┌─ Provided text
A journalist was interviewing me Monday in Rome about my new book, Why We (Still) Need Russian Literature. It's fascinating to get new questions, unexpected questions, and I should keep a log of them so that I'm prepared for the next talk or interview.

Her question was: what is the one line from Russian literature that you like to quote over and over again?

I found myself thinking back to graduate school, when we read all of Anton Chekhov in the original. The hapless heroine of Chekhov's play The Seagull at one point in act IV says: "Я чайка ... нет ... не то." "I'm a seagull. No, that's not right."

What does Nina mean? She goes on to assert "I am an actress," and it's true. [Spoiler alert] In the two years since the start of the play's action she has indeed become a provincial actress--after running away from her parents, engaging in an illicit love affair, having her lover's child who tragically perishes. No wonder she's having an identity crisis.

In act I Chekhov used a play within the play to lampoon the symbolist movement (which my old professor used to describe as "vague ... at best")--and to pity the poor girl who dreamed of becoming an actress and performing in front of Arkadina, a seasoned actress, and her lover Trigorin, a writer. 

Unfortunately she was given incomprehensible shlock to perform. The metaphors in young Konstantin's play--with which he plans both to convince Nina to fall in love with him and also prove to his mother the actress that he has talent--are muddled to be sure. He rehearses the play with Nina on the banks of the estate's lake where he has built a kind of stage--and when the play is a failure, he goes off and shoots a gull, which he throws at her feet. Then he shoots himself.

Suffering? Drama? Comedy? Surely Chekhov's play has all of this and more to offer. But what about Nina? Is she as expendable as a gull? Ultimately her lover tosses her away, although Konstantin remains true. But he understands little about life, especially her life, in which she tries to make her way with no protector, only her meager talent and her desire to shine on the stage.
└─
**What you need to do:**
Check each statement against the text on Chekhov's The Seagull, answering yes or no and quoting the words that settle it.
1. The interview about the book took place in Rome.
2. Nina's line about being a seagull comes in act I.
3. Konstantin shoots a gull after his play fails.
Rely on the text alone.
┌─ Material
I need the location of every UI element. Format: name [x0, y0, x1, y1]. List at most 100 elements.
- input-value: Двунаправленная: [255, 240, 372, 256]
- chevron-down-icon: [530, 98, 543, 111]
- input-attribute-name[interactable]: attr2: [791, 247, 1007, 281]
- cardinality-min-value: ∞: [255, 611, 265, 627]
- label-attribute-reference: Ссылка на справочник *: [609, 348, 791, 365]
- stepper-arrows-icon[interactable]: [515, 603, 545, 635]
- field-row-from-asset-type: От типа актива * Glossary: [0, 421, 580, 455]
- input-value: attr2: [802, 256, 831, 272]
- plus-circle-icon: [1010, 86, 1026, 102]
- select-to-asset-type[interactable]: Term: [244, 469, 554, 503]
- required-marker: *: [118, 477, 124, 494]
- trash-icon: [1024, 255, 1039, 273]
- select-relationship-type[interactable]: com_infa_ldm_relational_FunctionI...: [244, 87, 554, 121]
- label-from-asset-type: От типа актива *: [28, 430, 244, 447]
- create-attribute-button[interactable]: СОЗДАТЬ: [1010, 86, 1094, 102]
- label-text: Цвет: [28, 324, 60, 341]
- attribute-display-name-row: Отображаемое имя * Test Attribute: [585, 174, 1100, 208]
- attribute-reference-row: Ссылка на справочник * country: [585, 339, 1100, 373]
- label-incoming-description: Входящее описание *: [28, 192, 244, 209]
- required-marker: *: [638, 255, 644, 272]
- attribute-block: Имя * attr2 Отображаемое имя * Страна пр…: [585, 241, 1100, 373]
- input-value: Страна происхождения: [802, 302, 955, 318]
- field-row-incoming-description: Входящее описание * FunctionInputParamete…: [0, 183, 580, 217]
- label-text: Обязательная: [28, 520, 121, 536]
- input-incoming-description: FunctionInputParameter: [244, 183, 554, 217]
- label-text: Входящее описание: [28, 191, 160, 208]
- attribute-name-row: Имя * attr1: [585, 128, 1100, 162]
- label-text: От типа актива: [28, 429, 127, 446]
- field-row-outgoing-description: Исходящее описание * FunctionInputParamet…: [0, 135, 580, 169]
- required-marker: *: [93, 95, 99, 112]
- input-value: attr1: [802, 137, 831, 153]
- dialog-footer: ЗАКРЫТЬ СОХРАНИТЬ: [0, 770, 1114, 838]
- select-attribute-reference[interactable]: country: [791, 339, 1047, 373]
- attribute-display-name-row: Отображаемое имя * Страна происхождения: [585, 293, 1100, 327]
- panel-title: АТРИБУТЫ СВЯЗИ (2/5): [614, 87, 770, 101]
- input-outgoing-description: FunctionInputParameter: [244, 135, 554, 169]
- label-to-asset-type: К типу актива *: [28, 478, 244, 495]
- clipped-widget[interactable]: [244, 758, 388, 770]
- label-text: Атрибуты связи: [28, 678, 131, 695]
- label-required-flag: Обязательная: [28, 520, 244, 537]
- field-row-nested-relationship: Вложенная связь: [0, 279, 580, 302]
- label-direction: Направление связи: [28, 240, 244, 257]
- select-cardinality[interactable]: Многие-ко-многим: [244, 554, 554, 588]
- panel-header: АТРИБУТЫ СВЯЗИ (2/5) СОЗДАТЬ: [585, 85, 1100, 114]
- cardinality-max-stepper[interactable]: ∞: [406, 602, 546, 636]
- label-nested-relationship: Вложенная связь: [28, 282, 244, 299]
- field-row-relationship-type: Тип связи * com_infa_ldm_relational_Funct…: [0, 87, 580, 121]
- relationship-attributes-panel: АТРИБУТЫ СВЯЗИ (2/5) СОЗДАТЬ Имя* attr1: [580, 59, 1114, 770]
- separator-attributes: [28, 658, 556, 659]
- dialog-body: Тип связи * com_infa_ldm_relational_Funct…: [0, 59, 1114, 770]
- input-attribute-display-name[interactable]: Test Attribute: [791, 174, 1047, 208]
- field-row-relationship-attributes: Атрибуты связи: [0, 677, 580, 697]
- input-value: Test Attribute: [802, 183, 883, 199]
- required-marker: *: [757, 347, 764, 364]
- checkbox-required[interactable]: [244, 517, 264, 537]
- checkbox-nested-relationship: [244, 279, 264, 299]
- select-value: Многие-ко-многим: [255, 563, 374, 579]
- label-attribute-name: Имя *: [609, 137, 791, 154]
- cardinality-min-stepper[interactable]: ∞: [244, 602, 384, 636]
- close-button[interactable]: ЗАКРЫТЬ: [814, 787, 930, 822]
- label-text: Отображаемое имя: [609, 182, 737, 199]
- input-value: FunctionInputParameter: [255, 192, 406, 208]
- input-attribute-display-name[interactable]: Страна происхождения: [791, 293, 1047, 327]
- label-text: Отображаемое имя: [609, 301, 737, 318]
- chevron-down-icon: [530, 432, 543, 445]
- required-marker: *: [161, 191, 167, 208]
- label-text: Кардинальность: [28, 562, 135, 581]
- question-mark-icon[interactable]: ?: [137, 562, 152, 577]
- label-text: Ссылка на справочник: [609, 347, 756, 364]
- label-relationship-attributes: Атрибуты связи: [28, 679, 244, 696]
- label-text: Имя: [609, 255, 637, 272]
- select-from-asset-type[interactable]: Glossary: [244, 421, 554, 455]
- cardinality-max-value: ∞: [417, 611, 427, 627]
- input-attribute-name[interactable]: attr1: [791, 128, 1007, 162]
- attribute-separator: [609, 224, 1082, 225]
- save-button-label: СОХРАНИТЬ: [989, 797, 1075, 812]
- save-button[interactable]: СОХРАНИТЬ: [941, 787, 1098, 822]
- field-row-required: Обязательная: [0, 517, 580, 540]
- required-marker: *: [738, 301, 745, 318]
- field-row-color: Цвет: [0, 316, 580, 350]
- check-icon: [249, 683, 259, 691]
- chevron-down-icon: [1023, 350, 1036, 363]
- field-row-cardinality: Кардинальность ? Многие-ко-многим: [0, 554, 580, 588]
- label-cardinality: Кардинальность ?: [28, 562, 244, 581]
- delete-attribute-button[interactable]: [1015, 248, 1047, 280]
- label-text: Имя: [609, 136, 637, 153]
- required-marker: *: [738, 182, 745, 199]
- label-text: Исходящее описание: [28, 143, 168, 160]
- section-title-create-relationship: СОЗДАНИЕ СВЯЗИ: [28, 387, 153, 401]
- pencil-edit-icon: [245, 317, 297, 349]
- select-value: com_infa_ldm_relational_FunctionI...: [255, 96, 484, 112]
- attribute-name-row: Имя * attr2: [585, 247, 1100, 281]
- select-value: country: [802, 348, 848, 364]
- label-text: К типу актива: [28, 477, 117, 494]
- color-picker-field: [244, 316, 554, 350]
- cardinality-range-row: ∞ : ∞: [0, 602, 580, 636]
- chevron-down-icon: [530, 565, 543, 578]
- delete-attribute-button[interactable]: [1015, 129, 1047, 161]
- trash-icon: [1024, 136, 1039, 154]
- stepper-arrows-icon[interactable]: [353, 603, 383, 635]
└─
**Complete answer:**
1. Yes: "A journalist was interviewing me Monday in Rome"
2. No: "at one point in act IV says"
3. Yes: "when the play is a failure, he goes off and shoots a gull"